Consigne a
Mettez en forme les lignes des entrées du bloc 1 sous la forme d'une liste JSON de chaînes, à raison d'une chaîne par ligne, sans les lignes vides.

Extrait
Bataille diplomatique entre Israël et la Turquie

Après la publication du rapport d’enquête de l’ONU sur l’affaire de la flottille pour Gaza qui empoisonne les relations israélo-turques depuis 2010, la Turquie expulse l’ambassadeur israélien à Ankara et suspend ses accords militaires avec l’Etat hébreu. Elle exige des « excuses » de la part d’Israël, pour la mort de sept civils turcs mais elle n’a obtenu que des « regrets ».

Le rapport de 105 pages était prêt depuis des mois. L’ONU le gardait sous le boisseau pour donner du temps à Israël et à la Turquie de reprendre des relations diplomatiques normales. Celles-ci avaient déjà été réduites depuis l’opération israélienne « Plomb durci » contre la bande de Gaza durant l’hiver 2008-2009. Mais le fossé s’était creusé encore en mars 2010 après l’attaque par Tsahal du navire Maavi Marmara qui avait coûté la vie à neuf civils turcs. Ankara avait, en effet, rappelé son ambassadeur à Tel Aviv, exigeant des excuses que l’Etat hébreu refuse obstinément de formuler.

Un rapport « non consensuel » qui donne raison à Israël

Dans ce document, la commission d’enquête de l’ONU estime, certes, qu’Israël a fait un usage « excessif » et « déraisonnable » de la force, ce fameux 31 mai 2010 lorsque l’assaut israélien a été donné sur le bateau turc Mavi Marmara. Mais elle soutient aussi qu’Israël a agi en état de légitime défense face à la « résistance organisée et violente » de certains activistes.

Le rapport donne également raison à l’Etat hébreu en affirmant que le blocus naval qu’il maintient sur l’enclave palestinienne est légal du point de vue du droit international. Un élément que les officiels turcs envisagent de contester en s’adressant à la Cour de justice internationale de la Haye. Démarche longue et complexe en perspective. Mais la force du rapport est considérablement amoindrie par le fait que les membres turc et israélien de la commission, composée de quatre hommes, se sont dissociés des conclusions du rapport.

Un responsable des Nations unies souligne qu’en réalité, les deux parties, israélienne et turque, ne sont pas parvenues à se mettre d’accord sur le récit des événements, ni sur les conclusions du rapport. Le document n'est donc pas un « document qui fait consensus », a dit un responsable des Nations unies. D’ailleurs, le président turc Abdullah Gül a déclaré ce vendredi que ce rapport était « nul et non avenu. »

Des regrets mais pas d’excuses

Le rapport suggère dans ses recommandations qu’Israël présente, non pas des excuses comme le réclament les Turcs mais des « regrets ». Ce que Tel Aviv a fait tout en déplorant la mort des neuf turcs du Mavi Marmara. Israël a répété ce vendredi son refus de répondre aux trois exigences turques : présenter des excuses, verser des dédommagements aux familles des victimes et cesser le blocus de Gaza.

Consigne b
D'après l'extrait, pour quelle raison la force du rapport de l'ONU se trouve-t-elle considérablement amoindrie ? Répondez en une à trois phrases.

Données de l'exercice

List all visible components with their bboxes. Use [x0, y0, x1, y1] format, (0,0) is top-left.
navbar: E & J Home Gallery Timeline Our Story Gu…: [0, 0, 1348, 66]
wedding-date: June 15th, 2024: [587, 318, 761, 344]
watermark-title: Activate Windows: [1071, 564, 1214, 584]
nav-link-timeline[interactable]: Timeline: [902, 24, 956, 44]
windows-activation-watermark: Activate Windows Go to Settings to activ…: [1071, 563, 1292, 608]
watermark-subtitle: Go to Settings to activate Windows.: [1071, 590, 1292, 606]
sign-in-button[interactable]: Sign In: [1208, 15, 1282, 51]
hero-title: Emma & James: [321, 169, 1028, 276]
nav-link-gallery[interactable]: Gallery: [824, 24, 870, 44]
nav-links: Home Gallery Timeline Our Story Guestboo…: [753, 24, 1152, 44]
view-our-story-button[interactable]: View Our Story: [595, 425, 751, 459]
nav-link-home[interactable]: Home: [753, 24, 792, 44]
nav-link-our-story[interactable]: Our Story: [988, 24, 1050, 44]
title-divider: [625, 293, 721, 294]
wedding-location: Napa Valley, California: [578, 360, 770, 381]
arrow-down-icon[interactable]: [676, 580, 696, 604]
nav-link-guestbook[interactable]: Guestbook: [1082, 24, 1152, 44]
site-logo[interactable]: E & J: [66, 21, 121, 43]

Réponse attendue a
[
  "List all visible components with their bboxes. Use [x0, y0, x1, y1] format, (0,0) is top-left.",
  "navbar: E & J Home Gallery Timeline Our Story Gu…: [0, 0, 1348, 66]",
  "wedding-date: June 15th, 2024: [587, 318, 761, 344]",
  "watermark-title: Activate Windows: [1071, 564, 1214, 584]",
  "nav-link-timeline[interactable]: Timeline: [902, 24, 956, 44]",
  "windows-activation-watermark: Activate Windows Go to Settings to activ…: [1071, 563, 1292, 608]",
  "watermark-subtitle: Go to Settings to activate Windows.: [1071, 590, 1292, 606]",
  "sign-in-button[interactable]: Sign In: [1208, 15, 1282, 51]",
  "hero-title: Emma & James: [321, 169, 1028, 276]",
  "nav-link-gallery[interactable]: Gallery: [824, 24, 870, 44]",
  "nav-links: Home Gallery Timeline Our Story Guestboo…: [753, 24, 1152, 44]",
  "view-our-story-button[interactable]: View Our Story: [595, 425, 751, 459]",
  "nav-link-home[interactable]: Home: [753, 24, 792, 44]",
  "nav-link-our-story[interactable]: Our Story: [988, 24, 1050, 44]",
  "title-divider: [625, 293, 721, 294]",
  "wedding-location: Napa Valley, California: [578, 360, 770, 381]",
  "arrow-down-icon[interactable]: [676, 580, 696, 604]",
  "nav-link-guestbook[interactable]: Guestbook: [1082, 24, 1152, 44]",
  "site-logo[interactable]: E & J: [66, 21, 121, 43]"
]

Réponse attendue b
La force du rapport est considérablement amoindrie parce que les membres turc et israélien de la commission d'enquête, composée de quatre hommes, se sont dissociés de ses conclusions. Les deux parties ne sont parvenues à s'accorder ni sur le récit des événements ni sur les conclusions. Le document n'est donc pas un « document qui fait consensus ».